## What the task asks
Write each record again exactly as it stands.

Records contained in a dataset:
-=-=-
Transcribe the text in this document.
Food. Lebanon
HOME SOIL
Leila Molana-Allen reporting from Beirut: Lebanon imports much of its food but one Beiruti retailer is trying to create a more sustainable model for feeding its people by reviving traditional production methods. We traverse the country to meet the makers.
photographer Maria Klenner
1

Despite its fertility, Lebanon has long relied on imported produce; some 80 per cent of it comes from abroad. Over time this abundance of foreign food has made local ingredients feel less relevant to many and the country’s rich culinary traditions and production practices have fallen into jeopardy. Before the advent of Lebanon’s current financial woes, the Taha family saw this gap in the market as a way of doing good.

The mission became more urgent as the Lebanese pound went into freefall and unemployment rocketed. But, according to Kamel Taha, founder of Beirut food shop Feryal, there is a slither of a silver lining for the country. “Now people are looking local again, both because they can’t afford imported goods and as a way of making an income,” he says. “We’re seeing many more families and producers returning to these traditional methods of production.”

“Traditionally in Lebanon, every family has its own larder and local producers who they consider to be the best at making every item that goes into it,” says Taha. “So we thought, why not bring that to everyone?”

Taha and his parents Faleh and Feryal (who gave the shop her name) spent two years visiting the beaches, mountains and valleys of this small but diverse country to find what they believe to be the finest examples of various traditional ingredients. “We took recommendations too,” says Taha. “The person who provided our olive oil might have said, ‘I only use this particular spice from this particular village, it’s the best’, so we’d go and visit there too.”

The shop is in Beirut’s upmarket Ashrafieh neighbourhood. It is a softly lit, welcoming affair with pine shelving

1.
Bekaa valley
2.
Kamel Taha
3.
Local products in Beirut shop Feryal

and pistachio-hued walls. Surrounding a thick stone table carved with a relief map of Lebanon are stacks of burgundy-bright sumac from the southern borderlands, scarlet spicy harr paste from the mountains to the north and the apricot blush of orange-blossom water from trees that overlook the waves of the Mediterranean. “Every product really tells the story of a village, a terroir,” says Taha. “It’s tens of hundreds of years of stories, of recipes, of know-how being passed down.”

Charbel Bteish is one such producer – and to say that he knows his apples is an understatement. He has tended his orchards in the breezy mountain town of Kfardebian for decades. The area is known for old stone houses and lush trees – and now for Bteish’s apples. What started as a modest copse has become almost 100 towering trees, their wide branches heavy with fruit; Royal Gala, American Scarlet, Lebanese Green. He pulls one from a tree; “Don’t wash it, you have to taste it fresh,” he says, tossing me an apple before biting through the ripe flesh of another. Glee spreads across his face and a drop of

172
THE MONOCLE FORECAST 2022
-=-=-
## Correct answer
Transcribe the text in this document.
Food. Lebanon
HOME SOIL
Leila Molana-Allen reporting from Beirut: Lebanon imports much of its food but one Beiruti retailer is trying to create a more sustainable model for feeding its people by reviving traditional production methods. We traverse the country to meet the makers.
photographer Maria Klenner
1

Despite its fertility, Lebanon has long relied on imported produce; some 80 per cent of it comes from abroad. Over time this abundance of foreign food has made local ingredients feel less relevant to many and the country’s rich culinary traditions and production practices have fallen into jeopardy. Before the advent of Lebanon’s current financial woes, the Taha family saw this gap in the market as a way of doing good.

The mission became more urgent as the Lebanese pound went into freefall and unemployment rocketed. But, according to Kamel Taha, founder of Beirut food shop Feryal, there is a slither of a silver lining for the country. “Now people are looking local again, both because they can’t afford imported goods and as a way of making an income,” he says. “We’re seeing many more families and producers returning to these traditional methods of production.”

“Traditionally in Lebanon, every family has its own larder and local producers who they consider to be the best at making every item that goes into it,” says Taha. “So we thought, why not bring that to everyone?”

Taha and his parents Faleh and Feryal (who gave the shop her name) spent two years visiting the beaches, mountains and valleys of this small but diverse country to find what they believe to be the finest examples of various traditional ingredients. “We took recommendations too,” says Taha. “The person who provided our olive oil might have said, ‘I only use this particular spice from this particular village, it’s the best’, so we’d go and visit there too.”

The shop is in Beirut’s upmarket Ashrafieh neighbourhood. It is a softly lit, welcoming affair with pine shelving

1.
Bekaa valley
2.
Kamel Taha
3.
Local products in Beirut shop Feryal

and pistachio-hued walls. Surrounding a thick stone table carved with a relief map of Lebanon are stacks of burgundy-bright sumac from the southern borderlands, scarlet spicy harr paste from the mountains to the north and the apricot blush of orange-blossom water from trees that overlook the waves of the Mediterranean. “Every product really tells the story of a village, a terroir,” says Taha. “It’s tens of hundreds of years of stories, of recipes, of know-how being passed down.”

Charbel Bteish is one such producer – and to say that he knows his apples is an understatement. He has tended his orchards in the breezy mountain town of Kfardebian for decades. The area is known for old stone houses and lush trees – and now for Bteish’s apples. What started as a modest copse has become almost 100 towering trees, their wide branches heavy with fruit; Royal Gala, American Scarlet, Lebanese Green. He pulls one from a tree; “Don’t wash it, you have to taste it fresh,” he says, tossing me an apple before biting through the ripe flesh of another. Glee spreads across his face and a drop of

172
THE MONOCLE FORECAST 2022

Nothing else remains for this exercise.